▸ **Given exercise**:
Copy the records from the first line through the line containing "text: (c) Task", substituting "MB" for "Mb" and keeping everything else the same.

Begin Dataset content

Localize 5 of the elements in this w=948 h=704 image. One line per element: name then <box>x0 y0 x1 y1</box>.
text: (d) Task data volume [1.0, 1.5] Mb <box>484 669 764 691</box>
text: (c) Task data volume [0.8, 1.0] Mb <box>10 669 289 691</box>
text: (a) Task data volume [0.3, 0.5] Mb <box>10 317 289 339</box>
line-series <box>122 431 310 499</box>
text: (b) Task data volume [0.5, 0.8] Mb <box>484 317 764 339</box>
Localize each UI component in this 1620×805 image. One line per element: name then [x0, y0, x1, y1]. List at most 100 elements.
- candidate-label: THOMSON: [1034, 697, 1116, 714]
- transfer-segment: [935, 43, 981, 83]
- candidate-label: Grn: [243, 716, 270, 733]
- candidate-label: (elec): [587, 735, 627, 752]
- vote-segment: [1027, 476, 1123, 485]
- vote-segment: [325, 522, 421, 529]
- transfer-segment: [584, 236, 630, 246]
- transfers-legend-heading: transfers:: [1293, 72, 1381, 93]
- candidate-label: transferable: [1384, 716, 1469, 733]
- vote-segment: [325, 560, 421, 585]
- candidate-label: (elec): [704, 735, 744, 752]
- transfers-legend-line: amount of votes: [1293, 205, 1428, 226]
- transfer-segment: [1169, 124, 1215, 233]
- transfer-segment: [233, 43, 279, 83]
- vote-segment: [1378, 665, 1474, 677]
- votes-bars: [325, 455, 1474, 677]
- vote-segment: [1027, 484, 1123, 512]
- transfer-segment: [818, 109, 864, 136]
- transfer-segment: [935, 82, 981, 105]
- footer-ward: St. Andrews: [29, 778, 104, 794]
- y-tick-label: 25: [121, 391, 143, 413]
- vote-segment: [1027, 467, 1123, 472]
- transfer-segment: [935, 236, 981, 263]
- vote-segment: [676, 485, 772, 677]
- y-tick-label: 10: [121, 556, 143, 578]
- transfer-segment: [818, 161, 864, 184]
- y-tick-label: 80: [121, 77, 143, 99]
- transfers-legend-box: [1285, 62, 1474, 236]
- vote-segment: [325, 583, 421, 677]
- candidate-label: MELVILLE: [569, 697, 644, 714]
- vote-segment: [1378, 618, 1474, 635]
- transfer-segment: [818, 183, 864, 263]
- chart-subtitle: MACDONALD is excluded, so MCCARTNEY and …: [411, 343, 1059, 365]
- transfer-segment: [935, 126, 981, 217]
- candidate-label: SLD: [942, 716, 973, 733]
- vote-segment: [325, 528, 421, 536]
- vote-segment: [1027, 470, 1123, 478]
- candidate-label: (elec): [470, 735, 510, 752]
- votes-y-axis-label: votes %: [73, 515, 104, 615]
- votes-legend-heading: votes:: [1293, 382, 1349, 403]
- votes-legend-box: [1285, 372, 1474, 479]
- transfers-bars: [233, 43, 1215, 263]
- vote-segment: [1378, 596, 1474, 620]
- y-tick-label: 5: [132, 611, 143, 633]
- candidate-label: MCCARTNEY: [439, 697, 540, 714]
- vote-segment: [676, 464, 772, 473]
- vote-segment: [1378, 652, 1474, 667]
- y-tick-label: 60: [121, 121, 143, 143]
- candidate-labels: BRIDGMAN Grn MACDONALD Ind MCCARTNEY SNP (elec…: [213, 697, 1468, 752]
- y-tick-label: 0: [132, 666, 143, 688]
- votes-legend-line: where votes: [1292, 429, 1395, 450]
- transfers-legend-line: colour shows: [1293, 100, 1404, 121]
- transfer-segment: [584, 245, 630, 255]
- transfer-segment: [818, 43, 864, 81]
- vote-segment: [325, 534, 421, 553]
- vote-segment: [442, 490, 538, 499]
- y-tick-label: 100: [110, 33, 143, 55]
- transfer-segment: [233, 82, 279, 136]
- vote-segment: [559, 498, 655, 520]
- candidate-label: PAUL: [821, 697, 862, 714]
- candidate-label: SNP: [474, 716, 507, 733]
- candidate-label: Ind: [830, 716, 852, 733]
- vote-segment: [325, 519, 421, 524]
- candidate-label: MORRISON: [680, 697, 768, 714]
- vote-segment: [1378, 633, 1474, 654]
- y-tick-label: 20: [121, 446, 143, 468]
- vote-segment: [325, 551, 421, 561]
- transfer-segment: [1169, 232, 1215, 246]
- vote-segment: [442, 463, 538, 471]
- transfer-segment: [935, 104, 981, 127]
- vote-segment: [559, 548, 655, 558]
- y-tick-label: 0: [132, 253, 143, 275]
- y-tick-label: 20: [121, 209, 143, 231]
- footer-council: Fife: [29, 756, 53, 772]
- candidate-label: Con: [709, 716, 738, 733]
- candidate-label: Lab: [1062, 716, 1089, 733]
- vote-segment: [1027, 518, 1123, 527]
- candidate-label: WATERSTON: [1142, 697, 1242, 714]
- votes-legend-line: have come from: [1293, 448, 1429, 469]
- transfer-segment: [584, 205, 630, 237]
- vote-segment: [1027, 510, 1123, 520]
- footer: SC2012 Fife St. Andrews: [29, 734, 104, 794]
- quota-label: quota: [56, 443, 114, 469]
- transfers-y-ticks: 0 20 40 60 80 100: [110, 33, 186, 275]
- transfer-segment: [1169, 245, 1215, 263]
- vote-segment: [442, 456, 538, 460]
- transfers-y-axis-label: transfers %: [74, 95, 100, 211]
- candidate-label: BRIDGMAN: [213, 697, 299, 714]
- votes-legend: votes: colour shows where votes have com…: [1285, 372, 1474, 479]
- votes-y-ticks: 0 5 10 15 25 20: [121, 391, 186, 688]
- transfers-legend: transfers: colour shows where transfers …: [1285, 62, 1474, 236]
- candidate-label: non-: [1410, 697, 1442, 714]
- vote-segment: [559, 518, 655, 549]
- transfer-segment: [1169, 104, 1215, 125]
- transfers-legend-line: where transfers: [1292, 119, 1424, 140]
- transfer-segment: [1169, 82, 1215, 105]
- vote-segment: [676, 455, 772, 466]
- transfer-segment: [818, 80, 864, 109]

End Dataset content

▸ **Solution for this problem**:
Localize 5 of the elements in this w=948 h=704 image. One line per element: name then <box>x0 y0 x1 y1</box>.
text: (d) Task data volume [1.0, 1.5] MB <box>484 669 764 691</box>
text: (c) Task data volume [0.8, 1.0] MB <box>10 669 289 691</box>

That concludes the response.